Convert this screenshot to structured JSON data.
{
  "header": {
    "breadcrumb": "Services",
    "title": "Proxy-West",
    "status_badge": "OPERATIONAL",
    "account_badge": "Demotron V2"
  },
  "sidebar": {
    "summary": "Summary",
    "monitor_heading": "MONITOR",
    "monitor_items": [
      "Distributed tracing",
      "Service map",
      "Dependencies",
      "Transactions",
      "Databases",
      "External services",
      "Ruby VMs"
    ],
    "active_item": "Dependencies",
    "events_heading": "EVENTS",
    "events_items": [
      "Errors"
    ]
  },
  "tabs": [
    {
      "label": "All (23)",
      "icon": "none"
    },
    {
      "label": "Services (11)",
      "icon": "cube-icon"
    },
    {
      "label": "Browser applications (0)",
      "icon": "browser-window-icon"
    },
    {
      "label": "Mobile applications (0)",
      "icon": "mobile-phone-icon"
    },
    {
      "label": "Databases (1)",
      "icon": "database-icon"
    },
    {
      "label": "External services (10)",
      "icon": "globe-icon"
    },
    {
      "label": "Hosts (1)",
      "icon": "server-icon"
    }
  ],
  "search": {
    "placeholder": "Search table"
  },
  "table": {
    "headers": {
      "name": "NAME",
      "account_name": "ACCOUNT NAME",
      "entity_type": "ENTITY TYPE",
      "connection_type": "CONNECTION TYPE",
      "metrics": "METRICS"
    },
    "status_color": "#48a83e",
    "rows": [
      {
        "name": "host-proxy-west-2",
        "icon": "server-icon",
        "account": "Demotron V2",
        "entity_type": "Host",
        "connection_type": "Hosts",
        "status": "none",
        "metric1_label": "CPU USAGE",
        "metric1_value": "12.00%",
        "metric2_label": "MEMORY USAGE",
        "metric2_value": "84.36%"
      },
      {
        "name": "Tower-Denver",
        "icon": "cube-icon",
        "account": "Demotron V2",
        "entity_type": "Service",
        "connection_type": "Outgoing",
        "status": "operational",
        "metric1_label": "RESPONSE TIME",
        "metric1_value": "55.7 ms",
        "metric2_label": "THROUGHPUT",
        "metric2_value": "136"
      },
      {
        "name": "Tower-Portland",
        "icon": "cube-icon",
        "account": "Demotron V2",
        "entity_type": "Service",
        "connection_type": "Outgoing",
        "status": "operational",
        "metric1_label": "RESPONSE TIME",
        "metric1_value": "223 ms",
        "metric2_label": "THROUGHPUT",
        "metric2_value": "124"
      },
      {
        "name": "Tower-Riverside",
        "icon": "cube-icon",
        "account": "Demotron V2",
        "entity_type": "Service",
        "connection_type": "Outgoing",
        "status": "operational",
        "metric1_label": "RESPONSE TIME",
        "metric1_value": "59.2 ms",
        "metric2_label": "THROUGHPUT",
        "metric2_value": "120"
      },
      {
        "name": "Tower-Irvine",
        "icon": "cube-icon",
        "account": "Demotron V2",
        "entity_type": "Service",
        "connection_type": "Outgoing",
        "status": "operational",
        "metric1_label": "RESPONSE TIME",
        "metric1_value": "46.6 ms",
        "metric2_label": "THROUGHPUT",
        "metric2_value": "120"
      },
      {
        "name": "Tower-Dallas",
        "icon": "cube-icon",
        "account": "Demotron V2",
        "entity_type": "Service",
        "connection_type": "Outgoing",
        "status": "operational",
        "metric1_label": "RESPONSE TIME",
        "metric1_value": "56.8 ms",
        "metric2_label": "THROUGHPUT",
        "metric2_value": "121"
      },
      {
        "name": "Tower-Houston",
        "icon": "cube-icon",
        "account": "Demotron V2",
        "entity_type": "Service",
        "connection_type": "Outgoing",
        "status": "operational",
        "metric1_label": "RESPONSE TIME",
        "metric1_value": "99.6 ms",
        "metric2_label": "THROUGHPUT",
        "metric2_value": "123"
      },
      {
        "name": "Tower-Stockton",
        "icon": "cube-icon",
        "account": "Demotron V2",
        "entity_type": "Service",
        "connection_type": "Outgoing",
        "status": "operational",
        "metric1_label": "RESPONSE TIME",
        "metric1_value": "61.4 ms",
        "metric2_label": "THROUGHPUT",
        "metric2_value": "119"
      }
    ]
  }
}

**Work to do:**
Extract the data in full. Keep it word for word.

**Task response:**
Convert this screenshot to structured JSON data.
{
  "header": {
    "breadcrumb": "Services",
    "title": "Proxy-West",
    "status_badge": "OPERATIONAL",
    "account_badge": "Demotron V2"
  },
  "sidebar": {
    "summary": "Summary",
    "monitor_heading": "MONITOR",
    "monitor_items": [
      "Distributed tracing",
      "Service map",
      "Dependencies",
      "Transactions",
      "Databases",
      "External services",
      "Ruby VMs"
    ],
    "active_item": "Dependencies",
    "events_heading": "EVENTS",
    "events_items": [
      "Errors"
    ]
  },
  "tabs": [
    {
      "label": "All (23)",
      "icon": "none"
    },
    {
      "label": "Services (11)",
      "icon": "cube-icon"
    },
    {
      "label": "Browser applications (0)",
      "icon": "browser-window-icon"
    },
    {
      "label": "Mobile applications (0)",
      "icon": "mobile-phone-icon"
    },
    {
      "label": "Databases (1)",
      "icon": "database-icon"
    },
    {
      "label": "External services (10)",
      "icon": "globe-icon"
    },
    {
      "label": "Hosts (1)",
      "icon": "server-icon"
    }
  ],
  "search": {
    "placeholder": "Search table"
  },
  "table": {
    "headers": {
      "name": "NAME",
      "account_name": "ACCOUNT NAME",
      "entity_type": "ENTITY TYPE",
      "connection_type": "CONNECTION TYPE",
      "metrics": "METRICS"
    },
    "status_color": "#48a83e",
    "rows": [
      {
        "name": "host-proxy-west-2",
        "icon": "server-icon",
        "account": "Demotron V2",
        "entity_type": "Host",
        "connection_type": "Hosts",
        "status": "none",
        "metric1_label": "CPU USAGE",
        "metric1_value": "12.00%",
        "metric2_label": "MEMORY USAGE",
        "metric2_value": "84.36%"
      },
      {
        "name": "Tower-Denver",
        "icon": "cube-icon",
        "account": "Demotron V2",
        "entity_type": "Service",
        "connection_type": "Outgoing",
        "status": "operational",
        "metric1_label": "RESPONSE TIME",
        "metric1_value": "55.7 ms",
        "metric2_label": "THROUGHPUT",
        "metric2_value": "136"
      },
      {
        "name": "Tower-Portland",
        "icon": "cube-icon",
        "account": "Demotron V2",
        "entity_type": "Service",
        "connection_type": "Outgoing",
        "status": "operational",
        "metric1_label": "RESPONSE TIME",
        "metric1_value": "223 ms",
        "metric2_label": "THROUGHPUT",
        "metric2_value": "124"
      },
      {
        "name": "Tower-Riverside",
        "icon": "cube-icon",
        "account": "Demotron V2",
        "entity_type": "Service",
        "connection_type": "Outgoing",
        "status": "operational",
        "metric1_label": "RESPONSE TIME",
        "metric1_value": "59.2 ms",
        "metric2_label": "THROUGHPUT",
        "metric2_value": "120"
      },
      {
        "name": "Tower-Irvine",
        "icon": "cube-icon",
        "account": "Demotron V2",
        "entity_type": "Service",
        "connection_type": "Outgoing",
        "status": "operational",
        "metric1_label": "RESPONSE TIME",
        "metric1_value": "46.6 ms",
        "metric2_label": "THROUGHPUT",
        "metric2_value": "120"
      },
      {
        "name": "Tower-Dallas",
        "icon": "cube-icon",
        "account": "Demotron V2",
        "entity_type": "Service",
        "connection_type": "Outgoing",
        "status": "operational",
        "metric1_label": "RESPONSE TIME",
        "metric1_value": "56.8 ms",
        "metric2_label": "THROUGHPUT",
        "metric2_value": "121"
      },
      {
        "name": "Tower-Houston",
        "icon": "cube-icon",
        "account": "Demotron V2",
        "entity_type": "Service",
        "connection_type": "Outgoing",
        "status": "operational",
        "metric1_label": "RESPONSE TIME",
        "metric1_value": "99.6 ms",
        "metric2_label": "THROUGHPUT",
        "metric2_value": "123"
      },
      {
        "name": "Tower-Stockton",
        "icon": "cube-icon",
        "account": "Demotron V2",
        "entity_type": "Service",
        "connection_type": "Outgoing",
        "status": "operational",
        "metric1_label": "RESPONSE TIME",
        "metric1_value": "61.4 ms",
        "metric2_label": "THROUGHPUT",
        "metric2_value": "119"
      }
    ]
  }
}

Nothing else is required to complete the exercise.